What the exercise asks: Pick out each line containing the string "ylabel" and copy it.

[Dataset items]
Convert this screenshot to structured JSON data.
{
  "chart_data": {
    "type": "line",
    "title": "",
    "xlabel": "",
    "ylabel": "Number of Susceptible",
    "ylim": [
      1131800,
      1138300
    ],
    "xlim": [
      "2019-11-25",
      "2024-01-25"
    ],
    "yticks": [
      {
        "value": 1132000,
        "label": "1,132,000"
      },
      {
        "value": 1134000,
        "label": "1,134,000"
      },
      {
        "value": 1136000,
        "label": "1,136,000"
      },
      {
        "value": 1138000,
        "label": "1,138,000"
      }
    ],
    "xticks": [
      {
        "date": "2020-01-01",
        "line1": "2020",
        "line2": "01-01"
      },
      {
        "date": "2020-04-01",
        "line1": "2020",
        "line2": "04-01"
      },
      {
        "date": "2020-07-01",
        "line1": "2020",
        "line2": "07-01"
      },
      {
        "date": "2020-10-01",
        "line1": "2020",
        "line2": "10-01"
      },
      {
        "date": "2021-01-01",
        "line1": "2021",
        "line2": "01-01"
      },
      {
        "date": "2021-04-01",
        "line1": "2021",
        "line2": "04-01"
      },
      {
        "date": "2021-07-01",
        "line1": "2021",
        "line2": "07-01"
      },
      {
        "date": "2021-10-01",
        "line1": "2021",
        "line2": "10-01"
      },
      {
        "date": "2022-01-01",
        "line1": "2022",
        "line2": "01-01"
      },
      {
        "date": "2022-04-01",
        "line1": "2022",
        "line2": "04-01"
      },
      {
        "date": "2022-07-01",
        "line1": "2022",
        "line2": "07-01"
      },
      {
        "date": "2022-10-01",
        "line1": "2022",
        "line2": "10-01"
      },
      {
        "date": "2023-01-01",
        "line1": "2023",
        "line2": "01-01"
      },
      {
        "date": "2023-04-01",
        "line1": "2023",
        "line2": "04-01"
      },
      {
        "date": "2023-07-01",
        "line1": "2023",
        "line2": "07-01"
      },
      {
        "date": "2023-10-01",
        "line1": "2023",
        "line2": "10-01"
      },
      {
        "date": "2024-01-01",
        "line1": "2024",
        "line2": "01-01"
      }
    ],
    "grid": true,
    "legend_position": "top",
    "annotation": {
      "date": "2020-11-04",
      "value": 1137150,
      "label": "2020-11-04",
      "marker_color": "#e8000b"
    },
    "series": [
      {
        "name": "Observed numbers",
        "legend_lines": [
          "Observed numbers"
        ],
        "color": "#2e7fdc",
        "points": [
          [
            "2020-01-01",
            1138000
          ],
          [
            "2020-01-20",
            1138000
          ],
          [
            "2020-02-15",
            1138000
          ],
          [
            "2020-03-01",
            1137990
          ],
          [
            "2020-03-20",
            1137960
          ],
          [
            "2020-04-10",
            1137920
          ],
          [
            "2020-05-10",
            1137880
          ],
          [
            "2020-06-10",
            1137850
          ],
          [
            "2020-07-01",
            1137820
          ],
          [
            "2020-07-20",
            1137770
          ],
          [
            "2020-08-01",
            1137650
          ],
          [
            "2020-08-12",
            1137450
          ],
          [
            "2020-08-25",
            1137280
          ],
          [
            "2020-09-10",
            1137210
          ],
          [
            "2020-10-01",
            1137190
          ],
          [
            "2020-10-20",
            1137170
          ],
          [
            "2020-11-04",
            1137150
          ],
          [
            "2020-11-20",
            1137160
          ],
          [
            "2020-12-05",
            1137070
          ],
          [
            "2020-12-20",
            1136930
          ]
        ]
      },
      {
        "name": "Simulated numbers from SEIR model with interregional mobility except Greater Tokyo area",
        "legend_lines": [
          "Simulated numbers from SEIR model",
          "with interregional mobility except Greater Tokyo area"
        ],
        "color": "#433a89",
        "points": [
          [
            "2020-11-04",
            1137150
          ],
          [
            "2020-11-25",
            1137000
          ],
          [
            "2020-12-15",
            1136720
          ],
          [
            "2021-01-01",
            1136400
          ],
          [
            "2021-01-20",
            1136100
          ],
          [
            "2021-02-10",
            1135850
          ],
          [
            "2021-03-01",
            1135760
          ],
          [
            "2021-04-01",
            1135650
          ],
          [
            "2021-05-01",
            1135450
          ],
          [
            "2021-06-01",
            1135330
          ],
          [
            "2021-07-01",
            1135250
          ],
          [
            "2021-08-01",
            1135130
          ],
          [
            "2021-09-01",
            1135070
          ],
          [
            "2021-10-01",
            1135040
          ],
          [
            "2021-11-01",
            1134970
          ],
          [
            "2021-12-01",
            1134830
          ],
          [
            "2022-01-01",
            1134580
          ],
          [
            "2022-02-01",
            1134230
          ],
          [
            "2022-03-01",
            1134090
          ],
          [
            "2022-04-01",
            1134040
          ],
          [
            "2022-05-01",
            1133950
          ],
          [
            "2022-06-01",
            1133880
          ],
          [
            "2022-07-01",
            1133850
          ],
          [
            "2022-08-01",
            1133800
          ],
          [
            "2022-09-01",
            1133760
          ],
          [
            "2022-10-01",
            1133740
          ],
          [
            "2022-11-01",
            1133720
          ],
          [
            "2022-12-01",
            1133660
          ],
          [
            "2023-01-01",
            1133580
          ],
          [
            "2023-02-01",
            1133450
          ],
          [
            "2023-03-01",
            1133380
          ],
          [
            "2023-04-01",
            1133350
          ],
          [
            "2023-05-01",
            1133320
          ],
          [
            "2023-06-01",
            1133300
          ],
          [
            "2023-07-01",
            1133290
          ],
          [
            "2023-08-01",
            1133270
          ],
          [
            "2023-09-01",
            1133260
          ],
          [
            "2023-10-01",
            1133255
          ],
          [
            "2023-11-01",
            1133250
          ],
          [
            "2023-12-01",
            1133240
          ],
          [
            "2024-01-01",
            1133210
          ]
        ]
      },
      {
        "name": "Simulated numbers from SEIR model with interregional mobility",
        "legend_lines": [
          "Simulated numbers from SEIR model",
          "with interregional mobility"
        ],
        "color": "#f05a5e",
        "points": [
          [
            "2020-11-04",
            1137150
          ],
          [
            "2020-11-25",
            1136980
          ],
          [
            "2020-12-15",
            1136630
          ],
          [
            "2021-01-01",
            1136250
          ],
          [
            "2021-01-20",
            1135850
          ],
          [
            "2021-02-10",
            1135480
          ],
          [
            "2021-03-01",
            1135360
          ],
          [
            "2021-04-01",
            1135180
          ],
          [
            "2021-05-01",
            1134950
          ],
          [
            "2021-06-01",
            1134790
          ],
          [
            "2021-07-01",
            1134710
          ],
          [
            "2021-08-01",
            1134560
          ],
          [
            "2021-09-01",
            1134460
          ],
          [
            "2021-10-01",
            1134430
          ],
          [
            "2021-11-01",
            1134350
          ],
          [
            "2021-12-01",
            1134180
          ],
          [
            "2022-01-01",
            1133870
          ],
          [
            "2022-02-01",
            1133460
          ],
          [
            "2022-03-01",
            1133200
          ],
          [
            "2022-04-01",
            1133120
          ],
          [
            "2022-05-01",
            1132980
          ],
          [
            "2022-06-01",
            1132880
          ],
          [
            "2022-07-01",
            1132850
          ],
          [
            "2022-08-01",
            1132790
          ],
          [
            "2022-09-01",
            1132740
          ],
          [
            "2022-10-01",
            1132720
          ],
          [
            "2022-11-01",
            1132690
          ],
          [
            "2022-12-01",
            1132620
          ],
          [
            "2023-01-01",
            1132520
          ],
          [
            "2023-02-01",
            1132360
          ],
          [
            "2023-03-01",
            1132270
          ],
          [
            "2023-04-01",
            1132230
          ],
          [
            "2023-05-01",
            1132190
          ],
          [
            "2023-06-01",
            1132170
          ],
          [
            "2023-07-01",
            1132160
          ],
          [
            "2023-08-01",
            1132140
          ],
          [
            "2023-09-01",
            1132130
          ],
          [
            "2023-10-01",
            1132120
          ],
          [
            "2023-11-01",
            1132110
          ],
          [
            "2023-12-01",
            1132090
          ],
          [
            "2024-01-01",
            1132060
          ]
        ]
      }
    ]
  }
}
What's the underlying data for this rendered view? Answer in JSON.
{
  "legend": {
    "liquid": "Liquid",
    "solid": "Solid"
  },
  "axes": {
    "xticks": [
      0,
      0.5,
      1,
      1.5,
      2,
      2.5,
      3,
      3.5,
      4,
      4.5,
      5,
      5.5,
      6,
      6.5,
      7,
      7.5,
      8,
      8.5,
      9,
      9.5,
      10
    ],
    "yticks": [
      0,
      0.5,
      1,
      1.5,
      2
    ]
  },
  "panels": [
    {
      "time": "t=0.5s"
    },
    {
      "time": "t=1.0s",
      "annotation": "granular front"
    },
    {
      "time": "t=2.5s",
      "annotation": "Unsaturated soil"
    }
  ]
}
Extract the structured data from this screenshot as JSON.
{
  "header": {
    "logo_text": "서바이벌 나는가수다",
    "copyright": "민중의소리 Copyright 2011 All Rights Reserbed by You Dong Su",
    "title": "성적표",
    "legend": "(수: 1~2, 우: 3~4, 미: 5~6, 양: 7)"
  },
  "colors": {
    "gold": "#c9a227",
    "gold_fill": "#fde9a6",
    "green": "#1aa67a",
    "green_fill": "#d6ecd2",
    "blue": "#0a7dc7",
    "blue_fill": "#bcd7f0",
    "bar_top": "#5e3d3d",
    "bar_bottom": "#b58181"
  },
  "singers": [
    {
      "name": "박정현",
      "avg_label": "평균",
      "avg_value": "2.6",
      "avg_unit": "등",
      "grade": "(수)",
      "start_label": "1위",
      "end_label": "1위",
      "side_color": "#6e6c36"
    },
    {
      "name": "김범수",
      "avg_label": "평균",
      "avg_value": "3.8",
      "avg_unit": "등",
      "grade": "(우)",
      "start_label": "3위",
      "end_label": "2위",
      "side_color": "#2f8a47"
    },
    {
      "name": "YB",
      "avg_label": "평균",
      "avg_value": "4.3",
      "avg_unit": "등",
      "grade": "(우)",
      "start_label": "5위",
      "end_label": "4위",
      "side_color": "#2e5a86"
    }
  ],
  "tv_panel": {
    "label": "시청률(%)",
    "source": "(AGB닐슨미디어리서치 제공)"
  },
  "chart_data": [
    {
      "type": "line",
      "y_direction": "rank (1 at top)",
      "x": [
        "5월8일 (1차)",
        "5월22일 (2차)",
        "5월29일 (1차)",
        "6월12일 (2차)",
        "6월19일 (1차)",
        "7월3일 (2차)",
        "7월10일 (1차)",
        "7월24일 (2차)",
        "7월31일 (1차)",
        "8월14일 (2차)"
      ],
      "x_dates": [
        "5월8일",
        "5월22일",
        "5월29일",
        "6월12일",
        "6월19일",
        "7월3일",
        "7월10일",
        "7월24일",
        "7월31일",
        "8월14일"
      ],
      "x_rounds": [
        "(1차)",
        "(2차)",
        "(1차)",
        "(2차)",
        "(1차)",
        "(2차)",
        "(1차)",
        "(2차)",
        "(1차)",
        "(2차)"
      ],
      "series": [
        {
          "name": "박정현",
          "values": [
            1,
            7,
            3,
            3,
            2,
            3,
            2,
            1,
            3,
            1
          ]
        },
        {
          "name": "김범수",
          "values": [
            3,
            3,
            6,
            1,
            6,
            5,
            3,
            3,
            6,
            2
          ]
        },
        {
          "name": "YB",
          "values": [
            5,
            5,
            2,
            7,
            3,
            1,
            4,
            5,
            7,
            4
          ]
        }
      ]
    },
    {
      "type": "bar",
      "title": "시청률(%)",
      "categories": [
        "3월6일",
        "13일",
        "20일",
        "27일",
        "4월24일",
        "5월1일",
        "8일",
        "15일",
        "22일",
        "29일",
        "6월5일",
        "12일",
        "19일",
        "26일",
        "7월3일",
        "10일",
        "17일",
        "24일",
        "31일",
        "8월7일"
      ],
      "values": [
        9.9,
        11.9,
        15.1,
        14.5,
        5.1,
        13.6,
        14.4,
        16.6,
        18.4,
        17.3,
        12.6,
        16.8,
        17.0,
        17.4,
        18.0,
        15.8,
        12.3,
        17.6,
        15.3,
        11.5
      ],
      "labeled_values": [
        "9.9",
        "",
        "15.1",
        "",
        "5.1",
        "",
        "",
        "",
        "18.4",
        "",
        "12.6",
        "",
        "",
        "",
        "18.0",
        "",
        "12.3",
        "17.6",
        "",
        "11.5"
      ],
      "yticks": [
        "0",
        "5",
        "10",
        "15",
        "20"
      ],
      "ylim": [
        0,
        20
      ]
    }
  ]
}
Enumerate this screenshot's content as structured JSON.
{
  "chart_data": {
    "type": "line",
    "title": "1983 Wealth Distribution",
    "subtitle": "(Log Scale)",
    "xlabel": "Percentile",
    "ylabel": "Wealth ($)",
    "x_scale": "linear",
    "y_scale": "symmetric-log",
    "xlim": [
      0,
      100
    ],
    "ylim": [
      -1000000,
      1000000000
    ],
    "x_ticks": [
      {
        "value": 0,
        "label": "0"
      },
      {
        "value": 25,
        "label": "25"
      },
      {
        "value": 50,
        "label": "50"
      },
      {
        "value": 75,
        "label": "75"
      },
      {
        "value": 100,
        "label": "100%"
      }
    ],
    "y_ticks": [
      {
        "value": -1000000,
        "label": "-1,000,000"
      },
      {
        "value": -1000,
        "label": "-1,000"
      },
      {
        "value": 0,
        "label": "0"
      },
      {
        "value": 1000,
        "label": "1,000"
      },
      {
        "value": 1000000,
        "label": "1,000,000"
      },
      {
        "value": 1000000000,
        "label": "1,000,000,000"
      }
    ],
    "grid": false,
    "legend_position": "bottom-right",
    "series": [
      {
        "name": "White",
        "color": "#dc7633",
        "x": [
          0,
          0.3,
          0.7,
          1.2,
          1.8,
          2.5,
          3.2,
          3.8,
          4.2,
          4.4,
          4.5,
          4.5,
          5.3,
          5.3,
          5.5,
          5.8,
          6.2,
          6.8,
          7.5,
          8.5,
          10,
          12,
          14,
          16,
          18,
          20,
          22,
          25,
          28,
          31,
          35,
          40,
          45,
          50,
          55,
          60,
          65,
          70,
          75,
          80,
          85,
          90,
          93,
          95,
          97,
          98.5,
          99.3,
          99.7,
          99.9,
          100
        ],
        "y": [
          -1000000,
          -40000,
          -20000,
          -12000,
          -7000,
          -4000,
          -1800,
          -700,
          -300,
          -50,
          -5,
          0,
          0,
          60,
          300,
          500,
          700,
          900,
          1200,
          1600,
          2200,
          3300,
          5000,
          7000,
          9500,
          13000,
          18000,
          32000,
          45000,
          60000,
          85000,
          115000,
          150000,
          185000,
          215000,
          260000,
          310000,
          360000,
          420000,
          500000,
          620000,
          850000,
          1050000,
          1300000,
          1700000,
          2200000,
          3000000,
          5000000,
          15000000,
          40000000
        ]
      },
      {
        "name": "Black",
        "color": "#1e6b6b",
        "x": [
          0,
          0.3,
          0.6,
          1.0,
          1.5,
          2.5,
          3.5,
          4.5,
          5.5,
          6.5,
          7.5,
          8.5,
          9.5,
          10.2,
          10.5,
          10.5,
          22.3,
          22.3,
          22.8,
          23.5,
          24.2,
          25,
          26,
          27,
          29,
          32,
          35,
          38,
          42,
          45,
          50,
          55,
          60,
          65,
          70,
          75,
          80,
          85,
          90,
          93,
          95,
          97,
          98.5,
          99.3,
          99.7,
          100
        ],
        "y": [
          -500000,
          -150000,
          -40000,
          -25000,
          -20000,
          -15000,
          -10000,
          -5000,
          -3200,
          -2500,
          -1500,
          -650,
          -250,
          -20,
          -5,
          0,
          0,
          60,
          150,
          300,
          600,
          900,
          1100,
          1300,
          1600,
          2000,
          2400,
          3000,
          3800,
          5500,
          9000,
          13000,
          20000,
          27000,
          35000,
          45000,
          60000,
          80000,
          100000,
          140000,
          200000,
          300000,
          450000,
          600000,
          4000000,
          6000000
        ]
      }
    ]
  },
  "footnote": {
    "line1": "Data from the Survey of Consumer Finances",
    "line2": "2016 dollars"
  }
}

Output for this exercise:
    "ylabel": "Number of Susceptible",
    "ylabel": "Wealth ($)",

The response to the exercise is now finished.